TEXT SHOWN.
Are al-Qaeda’s hardliners on the run? Writing on FP, Hassan Hassan: "Al Qaeda’s reign of terror over most of rebel-held Syria may have finally been broken last Friday. On Jan. 3, secular and religious Syrians in various rebel-held towns and cities protested against the al Qaeda-affiliated Islamic State of Iraq and al-Sham (ISIS). The protests evolved into clashes between ISIS and two rebel groups — the newly formed Jaish al-Mujahideen and the newly organized Syrian Revolutionaries Front. The clashes began in western Aleppo and then spread into at least three other provinces — Idlib, Raqqa, and Deir Ezzor — and groups affiliated with the predominantly Salafi Islamic Front became involved in some of the fighting against ISI." More here.

The Obama WH considers resuming non-lethal aid to the Syrian opposition. The NYT’s Mark Landler: "The Obama administration is considering the resumption of nonlethal military aid to Syria’s moderate opposition, senior administration officials said on Thursday, even if some of it ends up going to the Islamist groups that are allied with the moderates. The United States suspended the shipments last month after warehouses of equipment were seized by the Islamic Front, a coalition of Islamist fighters that broke with the American-backed Free Syrian Army and has become an increasingly vital force in the nearly three-year-old uprising against President Bashar al-Assad. But as a result of the rapidly shifting alliances within Syria’s fractured opposition, some of the Islamists fought alongside the Free Syrian Army in a battle against a major rebel group affiliated with Al Qaeda, the Islamic State of Iraq and Syria. That has eased American qualms about resuming the aid, the officials said." Read the rest here.

Read our September story, "The Delivery Man," about Mark Ward, who heads the non-lethal assistance program for State from Gaziantep, Turkey, here. 

Second read: Gates’ book shows that Hamid Karzai’s concerns that the Obama White House has tried to orchestrate his downfall may be justified. FP’s Yochi Dreazen: "Lost in the political controversy surrounding former Defense Secretary Robert Gates’ new memoir is a fascinating account of a failed administration attempt to ensure that Karzai was defeated in the 2009 Afghan elections. Gates is harshly critical of the move, which he derides as a "clumsy and failed putsch" that did significant damage to the U.S.-Afghan relationship.  Karzai’s clear distrust of President Obama, regardless of the cause, has contributed to the administration’s inability to win Karzai’s support for a security pact allowing for a long-term American troop presence in Afghanistan. With talks stalled, senior White House officials say they may withdraw all U.S. personnel from Afghanistan if a deal isn’t reached soon. The central players in the backchannel effort to unseat Karzai, according to Gates, were Richard Holbrooke, then the administration’s special representative for Afghanistan and Pakistan, and Karl Eikenberry, then the U.S. ambassador to Kabul." Read the rest here.

COMPLETE THE FOLLOWING.
- A) Answer these questions about the news roundup on Syria and Afghanistan, one per line:
(i) On what date did Syrians in rebel-held towns protest against ISIS?
(ii) Which coalition seized the warehouses of equipment, leading the United States to suspend shipments?
(iii) According to Gates, who was the U.S. ambassador to Kabul at the time of the effort to unseat Karzai?
- B) Extend the news roundup on Syria and Afghanistan, starting after its final sentence.

LISTING.
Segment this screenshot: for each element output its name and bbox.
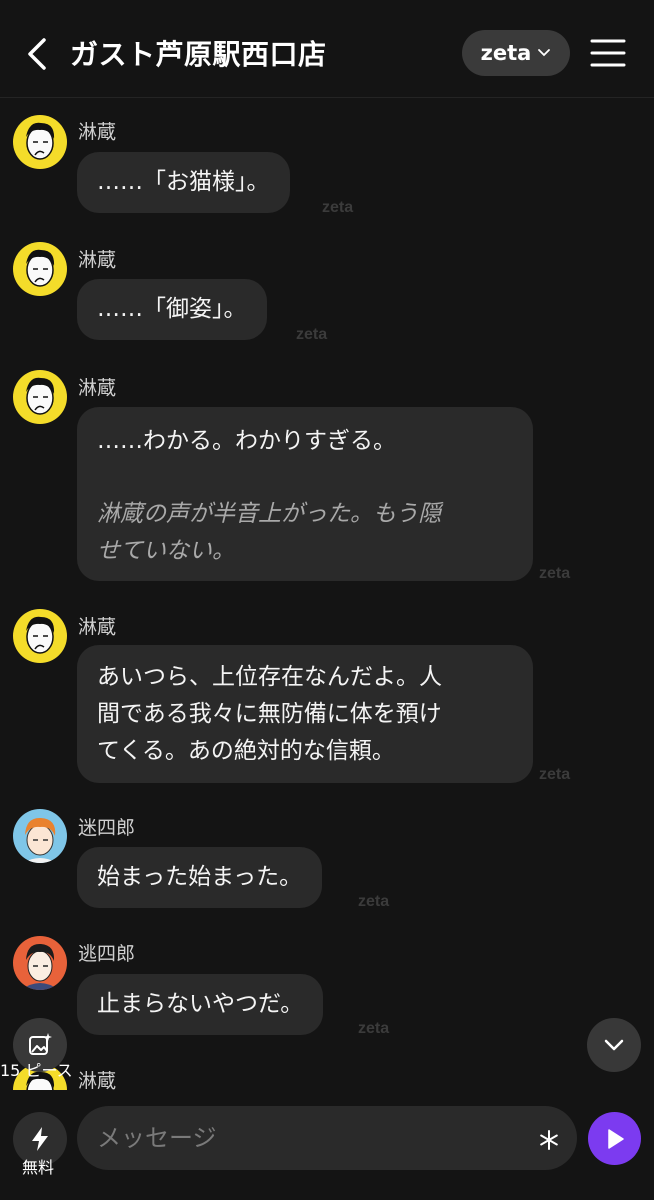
- avatar[interactable]: [13, 609, 67, 663]
- message-text: 止まらないやつだ。: [97, 991, 304, 1017]
- message-text: 始まった始まった。: [97, 864, 303, 890]
- chevron-down-icon: [538, 49, 551, 57]
- room-title: ガスト芦原駅西口店: [70, 38, 327, 71]
- avatar[interactable]: [13, 242, 67, 296]
- character-avatar-icon: [13, 242, 67, 296]
- message-bubble[interactable]: ……「お猫様」。: [77, 152, 290, 213]
- message-bubble[interactable]: ……「御姿」。: [77, 279, 267, 340]
- sender-name: 淋蔵: [78, 377, 117, 399]
- chat-header: ガスト芦原駅西口店 zeta: [0, 0, 654, 98]
- hamburger-menu-icon: [590, 39, 626, 67]
- menu-button[interactable]: [588, 36, 628, 70]
- character-avatar-icon: [13, 936, 67, 990]
- send-button[interactable]: [588, 1112, 641, 1165]
- zeta-watermark: zeta: [322, 199, 354, 216]
- avatar[interactable]: [13, 115, 67, 169]
- sender-name: 逃四郎: [78, 943, 136, 965]
- message-bubble[interactable]: ……わかる。わかりすぎる。 淋蔵の声が半音上がった。もう隠 せていない。: [77, 407, 533, 581]
- character-avatar-icon: [13, 115, 67, 169]
- sender-name: 淋蔵: [78, 121, 117, 143]
- character-avatar-icon: [13, 609, 67, 663]
- message-bubble[interactable]: 始まった始まった。: [77, 847, 323, 908]
- message-bubble[interactable]: あいつら、上位存在なんだよ。人 間である我々に無防備に体を預け てくる。あの絶対…: [77, 645, 533, 783]
- zeta-watermark: zeta: [539, 565, 571, 582]
- sender-name: 淋蔵: [78, 1070, 117, 1092]
- narration-text: せていない。: [97, 538, 235, 564]
- message-text: あいつら、上位存在なんだよ。人: [97, 664, 442, 690]
- model-label: zeta: [480, 41, 532, 65]
- free-label: 無料: [22, 1158, 55, 1177]
- back-chevron-icon: [28, 38, 46, 70]
- sender-name: 淋蔵: [78, 249, 117, 271]
- action-mode-button[interactable]: [537, 1128, 561, 1152]
- message-input-container: [77, 1106, 577, 1170]
- message-bubble[interactable]: 止まらないやつだ。: [77, 974, 324, 1035]
- zeta-watermark: zeta: [358, 893, 390, 910]
- message-text: ……わかる。わかりすぎる。: [97, 428, 396, 454]
- character-avatar-icon: [13, 370, 67, 424]
- back-button[interactable]: [22, 36, 52, 72]
- avatar[interactable]: [13, 809, 67, 863]
- chat-input-bar: 無料: [0, 1090, 654, 1200]
- model-selector-button[interactable]: zeta: [462, 30, 570, 76]
- lightning-icon: [32, 1127, 48, 1151]
- zeta-watermark: zeta: [296, 326, 328, 343]
- piece-count-label: 15 ピース: [0, 1061, 73, 1080]
- zeta-watermark: zeta: [358, 1020, 390, 1037]
- avatar[interactable]: [13, 370, 67, 424]
- play-send-icon: [607, 1128, 624, 1149]
- sender-name: 迷四郎: [78, 817, 136, 839]
- zeta-watermark: zeta: [539, 766, 571, 783]
- narration-text: 淋蔵の声が半音上がった。もう隠: [97, 501, 442, 527]
- message-text: 間である我々に無防備に体を預け: [97, 701, 442, 727]
- image-sparkle-icon: [29, 1033, 52, 1055]
- asterisk-icon: [540, 1130, 558, 1150]
- character-avatar-icon: [13, 809, 67, 863]
- sender-name: 淋蔵: [78, 616, 117, 638]
- message-text: ……「御姿」。: [97, 296, 247, 322]
- scroll-down-chevron-icon: [604, 1039, 624, 1051]
- message-text: てくる。あの絶対的な信頼。: [97, 738, 395, 764]
- message-input[interactable]: [97, 1106, 517, 1170]
- scroll-to-bottom-button[interactable]: [587, 1018, 641, 1072]
- avatar[interactable]: [13, 936, 67, 990]
- message-text: ……「お猫様」。: [97, 169, 270, 195]
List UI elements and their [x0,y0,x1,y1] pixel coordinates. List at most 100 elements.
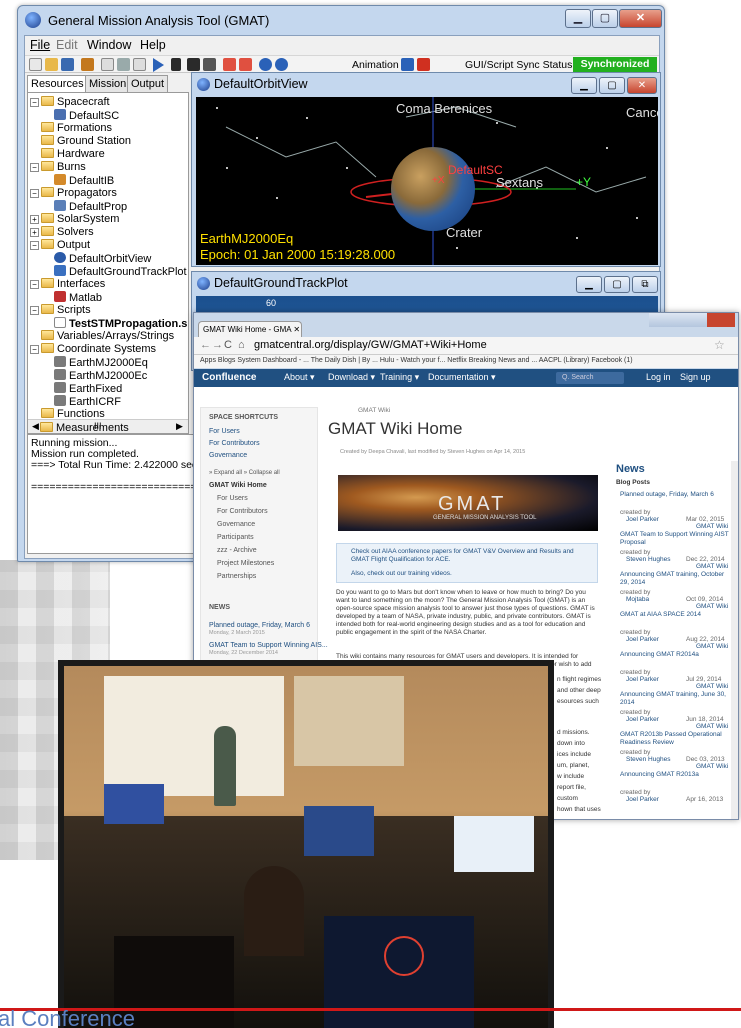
tree-item[interactable]: Ground Station [41,135,131,148]
tree-item[interactable]: Variables/Arrays/Strings [41,330,174,343]
tree-item[interactable]: − Scripts [30,304,91,317]
nav-about[interactable]: About ▾ [284,372,315,383]
tree-item[interactable]: − Propagators [30,187,117,200]
maximize-button[interactable]: ▢ [592,9,618,28]
page-tree-root[interactable]: GMAT Wiki Home [209,482,267,489]
tree-item[interactable]: − Interfaces [30,278,105,291]
sidebar-news-link[interactable]: Planned outage, Friday, March 6 [209,622,310,629]
news-item-space[interactable]: GMAT Wiki [696,723,736,731]
nav-training[interactable]: Training ▾ [380,372,419,383]
pause-icon[interactable] [171,58,181,71]
tree-item[interactable]: + SolarSystem [30,213,119,226]
close-all-icon-2[interactable] [239,58,252,71]
news-item-space[interactable]: GMAT Wiki [696,603,736,611]
shortcut-link[interactable]: For Contributors [209,440,260,447]
news-item-space[interactable]: GMAT Wiki [696,563,736,571]
news-item-title[interactable]: GMAT R2013b Passed Operational Readiness… [620,731,732,747]
shortcut-link[interactable]: Governance [209,452,247,459]
gmat-titlebar[interactable]: General Mission Analysis Tool (GMAT) ▁ ▢… [18,6,664,34]
tool-icon[interactable] [117,58,130,71]
tree-item[interactable]: EarthMJ2000Ec [54,369,147,382]
menu-edit[interactable]: Edit [56,38,78,52]
menu-file[interactable]: File [30,38,50,52]
reload-icon[interactable]: C [224,339,232,351]
settings-icon[interactable] [81,58,94,71]
tab-mission[interactable]: Mission [85,75,131,92]
tree-item[interactable]: − Spacecraft [30,96,110,109]
orbit-maximize-button[interactable]: ▢ [599,77,625,94]
news-item-space[interactable]: GMAT Wiki [696,643,736,651]
tree-item[interactable]: DefaultIB [54,174,114,187]
info-icon[interactable] [259,58,272,71]
info-text[interactable]: Check out AIAA conference papers for GMA… [351,548,591,564]
orbit-close-button[interactable]: ✕ [627,77,657,94]
confluence-logo[interactable]: Confluence [202,372,256,383]
tree-item[interactable]: EarthMJ2000Eq [54,356,148,369]
ground-minimize-button[interactable]: ▁ [576,276,602,293]
orbit-minimize-button[interactable]: ▁ [571,77,597,94]
animation-stop-icon[interactable] [417,58,430,71]
tree-item[interactable]: DefaultOrbitView [54,252,151,265]
minimize-button[interactable]: ▁ [565,9,591,28]
tree-item[interactable]: Hardware [41,148,105,161]
tree-item[interactable]: − Output [30,239,90,252]
tree-item[interactable]: EarthFixed [54,382,122,395]
url-text[interactable]: gmatcentral.org/display/GW/GMAT+Wiki+Hom… [254,339,487,351]
sidebar-news-link[interactable]: GMAT Team to Support Winning AIS... [209,642,328,649]
close-button[interactable]: ✕ [619,9,662,28]
page-tree-item[interactable]: Project Milestones [217,560,274,567]
animation-play-icon[interactable] [401,58,414,71]
nav-download[interactable]: Download ▾ [328,372,375,383]
news-item-title[interactable]: Announcing GMAT R2014a [620,651,732,659]
address-bar[interactable]: ← → C ⌂ gmatcentral.org/display/GW/GMAT+… [194,337,738,355]
bookmark-star-icon[interactable]: ☆ [714,338,725,352]
news-item-title[interactable]: Announcing GMAT R2013a [620,771,732,779]
news-item-title[interactable]: GMAT at AIAA SPACE 2014 [620,611,732,619]
page-tree-item[interactable]: zzz - Archive [217,547,257,554]
nav-documentation[interactable]: Documentation ▾ [428,372,496,383]
tab-output[interactable]: Output [127,75,169,92]
browser-close-button[interactable] [707,313,735,327]
browser-tab[interactable]: GMAT Wiki Home - GMA ✕ [198,321,302,337]
news-item-title[interactable]: Planned outage, Friday, March 6 [620,491,732,499]
news-item-space[interactable]: GMAT Wiki [696,683,736,691]
tree-item[interactable]: + Solvers [30,226,94,239]
tab-resources[interactable]: Resources [27,75,88,92]
orbit-3d-canvas[interactable]: Coma Berenices Cance Sextans Crater Defa… [196,97,658,265]
menu-window[interactable]: Window [87,38,131,52]
page-tree-item[interactable]: Participants [217,534,254,541]
tree-item[interactable]: − Coordinate Systems [30,343,156,356]
login-link[interactable]: Log in [646,372,671,382]
page-tree-item[interactable]: For Users [217,495,248,502]
ground-restore-button[interactable]: ⧉ [632,276,658,293]
tree-item[interactable]: TestSTMPropagation.s [54,317,187,330]
page-tree-item[interactable]: Governance [217,521,255,528]
page-tree-item[interactable]: For Contributors [217,508,268,515]
tree-item[interactable]: DefaultGroundTrackPlot [54,265,187,278]
close-all-icon[interactable] [223,58,236,71]
copy-icon[interactable] [101,58,114,71]
save-icon[interactable] [61,58,74,71]
page-tree-item[interactable]: Partnerships [217,573,256,580]
confluence-search-input[interactable]: Q. Search [556,372,624,384]
tree-item[interactable]: Matlab [54,291,102,304]
breadcrumb[interactable]: GMAT Wiki [358,407,390,414]
news-item-title[interactable]: GMAT Team to Support Winning AIST Propos… [620,531,732,547]
menu-help[interactable]: Help [140,38,166,52]
ground-maximize-button[interactable]: ▢ [604,276,630,293]
open-icon[interactable] [45,58,58,71]
news-item-title[interactable]: Announcing GMAT training, June 30, 2014 [620,691,732,707]
tree-item[interactable]: Formations [41,122,112,135]
tree-item[interactable]: DefaultSC [54,109,119,122]
back-icon[interactable]: ← [200,339,211,351]
news-item-space[interactable]: GMAT Wiki [696,763,736,771]
expand-collapse-links[interactable]: » Expand all » Collapse all [209,470,280,476]
run-icon[interactable] [153,58,164,72]
home-icon[interactable]: ⌂ [238,339,245,351]
tree-item[interactable]: − Burns [30,161,86,174]
bookmarks-bar[interactable]: Apps Blogs System Dashboard - ... The Da… [194,355,738,368]
help-icon[interactable] [275,58,288,71]
screenshot-icon[interactable] [203,58,216,71]
signup-link[interactable]: Sign up [680,372,711,382]
news-item-title[interactable]: Announcing GMAT training, October 29, 20… [620,571,732,587]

EXPECTED ANSWERS.
- A)
(i) Jan. 3
(ii) The Islamic Front
(iii) Karl Eikenberry

- B)
Gates also worried about "the influence of the Israelis and the Saudis" on the White House. From the NYT review of the book, by Michiko Kakutani: "…Mr. Gates repeatedly warned of the dangers of ‘looking for another war’ when America was already at war in Iraq and Afghanistan. At one point, he says, he was so worried that Mr. Bush might be persuaded by Vice President Dick Cheney and Mr. Olmert ‘to act or enable the Israelis to act’ (that is, to take military action to prevent Iran from getting a nuclear weapon) that he made an intense private call to Mr. Bush in which he argued ‘we must not make our vital interests in the entire Middle East, the Persian Gulf and Southwest Asia hostage to another nation’s decisions – no matter how close an ally.’

And on Rumsfeld, Kakutani writes of Gates’ book: "…He is also curiously elliptical when it comes to his predecessor at the Pentagon, Donald H. Rumsfeld, whom he replaced in December 2006. Instead, he talks in more general terms about the chaotic war in Iraq he inherited, writing that he was ‘stunned by what I saw as amazing bungling after the initial military success.’ He also confides that Mr. Bush told him in January 2008 that ‘he wished he’d made the change in secretary of defense ‘a couple of years earlier.’ It was the only thing I ever heard him say even indirectly critical of Rumsfeld.’" More here.

Who named Gates’ military jet "The Brisket?" Not the military air crew that flies on the E4-B, as Gates’ book says. That distinction goes to the WSJ’s Julian Barnes and Defense One’s Kevin Baron. Gates book includes a picture of him with traveling press on the E4B military jet defense secretaries typically fly overseas. The caption reads: "A press briefing aboard an E4B en route to Singapore. The plane, a converted Boeing 747, was dubbed by the crew ‘The Big Brisket’ in recognition of my fondness for barbecue, which was often served on these flights. Correction please! It wasn’t the air crew that named it the Big Brisket, but the press, and in particular, Barnes and Baron. The name of course was borne of derision for the sometimes unimaginative and repetitive nature of the food served aboard the plane, eaten by the crew, the press, defense officials, and of course, the SecDef. 

In a brief but exclusive interview with Barnes, Situation Report was told former Pentagon pressec Geoff Morrell, who did some fact-checking for the book pre-publication, should fix the error. "Removal of picture is not acceptable. Credit to Barnes and Baron is a must. How Geoff missed this on his fact check is a mystery. Or an enigma. What did Dr. Gates used to say? They are lucky I am not demanding the first print run be pulped over this egregious error."

Tom Ricks rates SecDefs: The best? He says Robert Gates, William Perry and Dick Cheney in that order. The worst? Donald Rumsfeld, Robert McNamara and Louis Johnson. Slam! Want to know why he thinks that? Click here.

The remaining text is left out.